--- WHAT YOU WILL DO ---
Leaving out all images, write out the records that follow exactly.

--- ENTRIES SHOWN ---
================================

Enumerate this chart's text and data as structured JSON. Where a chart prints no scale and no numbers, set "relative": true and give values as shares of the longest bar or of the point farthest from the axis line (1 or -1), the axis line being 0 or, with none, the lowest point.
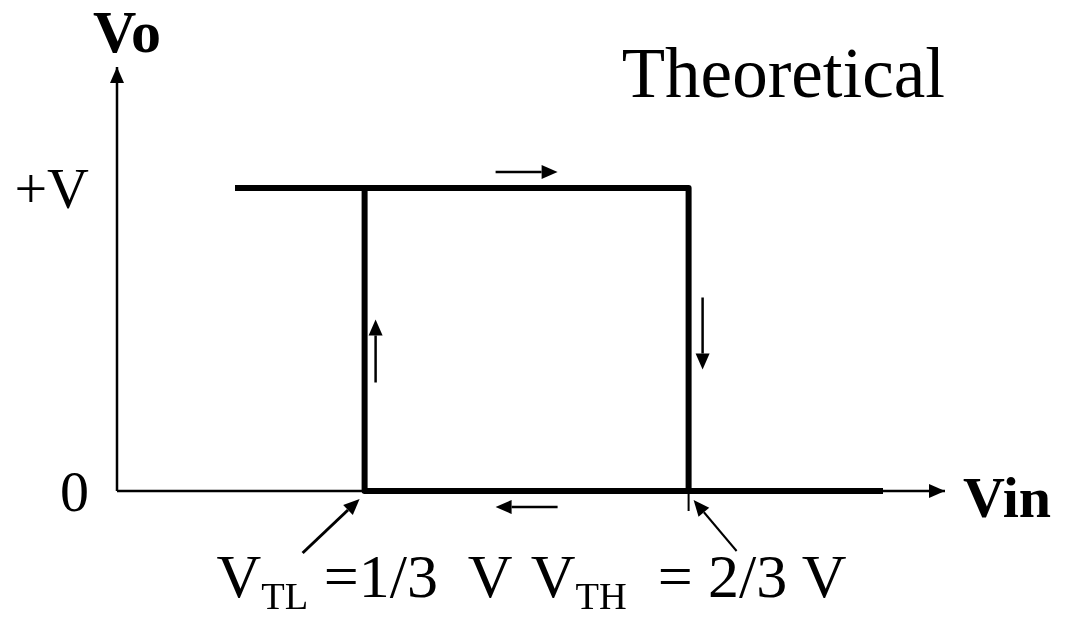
{
  "chart_data": {
    "type": "step",
    "title": "Theoretical",
    "xlabel": "Vin",
    "ylabel": "Vo",
    "relative": true,
    "categories": [
      null,
      null,
      "V$_{TL}$ =1/3  V",
      null,
      null,
      null,
      null,
      "V$_{TH}$  = 2/3 V",
      null,
      null,
      null
    ],
    "series": [
      {
        "color": "#000000",
        "values": [
          1,
          1,
          0,
          0,
          0,
          0,
          0,
          0,
          0,
          0,
          0
        ]
      },
      {
        "color": "#000000",
        "values": [
          1,
          1,
          1,
          1,
          1,
          1,
          1,
          0,
          0,
          0,
          0
        ]
      }
    ],
    "annotations": [
      "+V",
      "0"
    ]
  }
}
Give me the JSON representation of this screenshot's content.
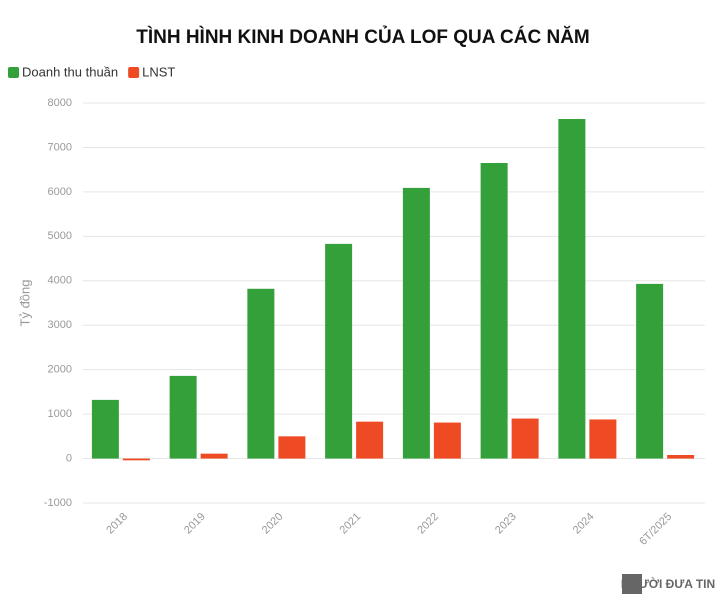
{
  "chart_data": {
    "type": "bar",
    "title": "TÌNH HÌNH KINH DOANH CỦA LOF QUA CÁC NĂM",
    "y_label": "Tỷ đồng",
    "categories": [
      "2018",
      "2019",
      "2020",
      "2021",
      "2022",
      "2023",
      "2024",
      "6T/2025"
    ],
    "series": [
      {
        "name": "Doanh thu thuần",
        "color": "#34a03a",
        "values": [
          1320,
          1860,
          3820,
          4830,
          6090,
          6650,
          7640,
          3930
        ]
      },
      {
        "name": "LNST",
        "color": "#ee4a23",
        "values": [
          -40,
          110,
          500,
          830,
          810,
          900,
          880,
          80
        ]
      }
    ],
    "ylim": [
      -1000,
      8000
    ],
    "yticks": [
      -1000,
      0,
      1000,
      2000,
      3000,
      4000,
      5000,
      6000,
      7000,
      8000
    ],
    "grid": true,
    "legend": "top-left",
    "watermark": "NGƯỜI ĐƯA TIN"
  }
}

================================

--- WRITTEN REPLY ---
Enumerate this chart's text and data as structured JSON. Where a chart prints no scale and no numbers, set "relative": true and give values as shares of the longest bar or of the point farthest from the axis line (1 or -1), the axis line being 0 or, with none, the lowest point.
{
  "chart_data": {
    "type": "step",
    "title": "Theoretical",
    "xlabel": "Vin",
    "ylabel": "Vo",
    "relative": true,
    "categories": [
      null,
      null,
      "V$_{TL}$ =1/3  V",
      null,
      null,
      null,
      null,
      "V$_{TH}$  = 2/3 V",
      null,
      null,
      null
    ],
    "series": [
      {
        "color": "#000000",
        "values": [
          1,
          1,
          0,
          0,
          0,
          0,
          0,
          0,
          0,
          0,
          0
        ]
      },
      {
        "color": "#000000",
        "values": [
          1,
          1,
          1,
          1,
          1,
          1,
          1,
          0,
          0,
          0,
          0
        ]
      }
    ],
    "annotations": [
      "+V",
      "0"
    ]
  }
}
Give me the JSON representation of this screenshot's content.
{
  "chart_data": {
    "type": "bar",
    "title": "TÌNH HÌNH KINH DOANH CỦA LOF QUA CÁC NĂM",
    "y_label": "Tỷ đồng",
    "categories": [
      "2018",
      "2019",
      "2020",
      "2021",
      "2022",
      "2023",
      "2024",
      "6T/2025"
    ],
    "series": [
      {
        "name": "Doanh thu thuần",
        "color": "#34a03a",
        "values": [
          1320,
          1860,
          3820,
          4830,
          6090,
          6650,
          7640,
          3930
        ]
      },
      {
        "name": "LNST",
        "color": "#ee4a23",
        "values": [
          -40,
          110,
          500,
          830,
          810,
          900,
          880,
          80
        ]
      }
    ],
    "ylim": [
      -1000,
      8000
    ],
    "yticks": [
      -1000,
      0,
      1000,
      2000,
      3000,
      4000,
      5000,
      6000,
      7000,
      8000
    ],
    "grid": true,
    "legend": "top-left",
    "watermark": "NGƯỜI ĐƯA TIN"
  }
}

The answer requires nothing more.